2.6.2 質譜條件 采用電噴霧負離子模式采集數據，定量分析采用選擇離子監測（SIM）模式，17-氫-9-去氫穿心蓮內酯定量離子[M-H2O-H]-和內標脫水穿心蓮內酯定量離子[M-H]-均為m/z 331.1。氣簾氣（N2）172.4 kPa；離子源GS1（N2）413.7 kPa，GS2（N2）379.2 kPa；源內溫度500 ℃；噴霧電壓-4 500 V；入口電壓（EP）-10 V；出口電壓（CXP）-13 V；分析物與內標物的解簇電壓（DP）均為-64 V。

2.7 定性分析溫孵反應

孵育體係為1 mL磷酸鉀緩衝液（pH 7.4，100 mol·L-1），其中含17-氫-9-去氫穿心蓮內酯20 mg·L-1，NADPH 1 mol·L-1和大鼠肝微粒體1 g·L-1，反應15 min後，立即加入沉澱劑終止反應。實驗平行設置空白微粒體組、陰性對照組（不加NADPH）。

2.8 定性分析前處理

取1 mL孵育液，加入1 mL乙酸乙酯，渦旋混勻，3 000 r·min-1離心10 min，用乙酸乙酯萃取3次，合並乙酸乙酯層，40 ℃水浴下用氮氣吹幹，殘留物用100 μL 50%乙腈溶解，13 000 r·min-1離心5 min後，上清液進超高效液相色譜串聯飛行時間質譜（UPLC-TOF-MSE）分析。

2.9 UPLC-TOF-MSE定性分析條件

2.9.1 色譜條件 采用Waters ACQUITY UPLC BEH-C18色譜柱（2.1 mm×100 mm，1.7 μm），以乙腈（A）-水（B）係統梯度洗脫0～2.0 min，10%A；2.0～10 min，10%～50%A；10～12 min，50%A；12～13 min，50%～10%A；流速400 μL·min-1；柱溫40 ℃，進樣量1 μL，PDA檢測波長254 nm。

2.9.2 質譜條件 采用電噴霧負離子模式采集數據，Leucine-enkephalin作校準液，m/z 150～400，采樣間隔為0.3 s，毛細管電壓為3.5 kV，錐孔電壓為35 kV，離子源溫度為150 ℃，脫溶劑溫度為500 ℃，脫溶劑氣體（N2）流速1 000 L·h-1，錐孔氣（N2）流速50 L·h-1，碰撞氣體為氬氣；碰撞低能量為6 eV，碰撞高能量15～45 eV。

┄┄┄┄┄┄

練習說明: 節選的溫孵反應中，反應15 min後立即加入沉澱劑的作用是什麼？

┄┄┄┄┄┄

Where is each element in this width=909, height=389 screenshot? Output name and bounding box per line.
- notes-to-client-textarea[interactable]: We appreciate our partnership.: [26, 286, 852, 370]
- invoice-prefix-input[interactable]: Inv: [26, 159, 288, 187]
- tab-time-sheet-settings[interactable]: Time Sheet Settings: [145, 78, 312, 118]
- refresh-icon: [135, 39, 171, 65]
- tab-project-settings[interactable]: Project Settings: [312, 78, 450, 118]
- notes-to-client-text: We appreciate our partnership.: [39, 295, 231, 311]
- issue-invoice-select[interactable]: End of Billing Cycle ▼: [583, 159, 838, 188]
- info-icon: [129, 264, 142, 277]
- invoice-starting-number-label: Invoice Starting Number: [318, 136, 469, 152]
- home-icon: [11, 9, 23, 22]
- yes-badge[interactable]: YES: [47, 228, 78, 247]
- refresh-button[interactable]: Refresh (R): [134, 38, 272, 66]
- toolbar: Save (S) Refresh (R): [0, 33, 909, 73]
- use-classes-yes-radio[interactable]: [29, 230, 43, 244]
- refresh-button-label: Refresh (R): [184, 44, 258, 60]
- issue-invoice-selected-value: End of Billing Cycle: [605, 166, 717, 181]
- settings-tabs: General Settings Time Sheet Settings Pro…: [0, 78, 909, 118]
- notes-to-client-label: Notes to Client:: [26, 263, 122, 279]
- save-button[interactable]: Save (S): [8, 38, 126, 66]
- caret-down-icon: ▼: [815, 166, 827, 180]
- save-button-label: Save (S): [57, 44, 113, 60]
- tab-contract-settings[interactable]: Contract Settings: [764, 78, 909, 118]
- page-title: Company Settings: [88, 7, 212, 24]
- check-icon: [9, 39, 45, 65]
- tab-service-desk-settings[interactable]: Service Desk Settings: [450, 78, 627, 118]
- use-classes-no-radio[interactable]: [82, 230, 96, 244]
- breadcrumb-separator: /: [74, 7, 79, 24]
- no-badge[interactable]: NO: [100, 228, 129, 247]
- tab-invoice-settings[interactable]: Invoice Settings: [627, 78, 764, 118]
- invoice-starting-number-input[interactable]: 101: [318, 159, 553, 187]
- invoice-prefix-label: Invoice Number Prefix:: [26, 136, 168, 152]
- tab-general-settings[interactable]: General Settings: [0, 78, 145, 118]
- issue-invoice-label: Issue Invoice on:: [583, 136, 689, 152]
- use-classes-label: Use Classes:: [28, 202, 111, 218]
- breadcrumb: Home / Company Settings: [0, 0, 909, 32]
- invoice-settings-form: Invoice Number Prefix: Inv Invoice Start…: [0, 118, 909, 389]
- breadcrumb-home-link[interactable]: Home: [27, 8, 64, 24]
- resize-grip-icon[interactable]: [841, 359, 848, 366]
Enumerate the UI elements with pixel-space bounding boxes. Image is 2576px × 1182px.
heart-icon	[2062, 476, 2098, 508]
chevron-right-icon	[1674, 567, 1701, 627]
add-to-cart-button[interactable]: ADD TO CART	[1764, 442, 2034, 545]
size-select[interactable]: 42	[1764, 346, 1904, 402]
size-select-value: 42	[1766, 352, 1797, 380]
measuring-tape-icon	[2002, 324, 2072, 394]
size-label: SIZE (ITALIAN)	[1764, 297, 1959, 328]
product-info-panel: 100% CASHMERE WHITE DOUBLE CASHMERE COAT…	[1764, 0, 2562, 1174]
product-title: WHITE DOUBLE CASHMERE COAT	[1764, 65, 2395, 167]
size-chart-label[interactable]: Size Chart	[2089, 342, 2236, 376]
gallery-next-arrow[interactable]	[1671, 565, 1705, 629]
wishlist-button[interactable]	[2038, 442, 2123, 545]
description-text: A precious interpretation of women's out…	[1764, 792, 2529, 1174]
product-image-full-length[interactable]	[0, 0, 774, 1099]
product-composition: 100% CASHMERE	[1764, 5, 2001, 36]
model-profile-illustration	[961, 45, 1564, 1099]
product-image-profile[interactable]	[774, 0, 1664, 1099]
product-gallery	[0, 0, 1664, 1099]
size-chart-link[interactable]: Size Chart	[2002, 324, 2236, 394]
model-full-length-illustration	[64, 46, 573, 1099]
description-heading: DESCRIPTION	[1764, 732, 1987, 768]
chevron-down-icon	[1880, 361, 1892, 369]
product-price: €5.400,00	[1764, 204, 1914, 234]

┄┄┄┄┄┄

任務答案: 加入沉澱劑是為了終止反應。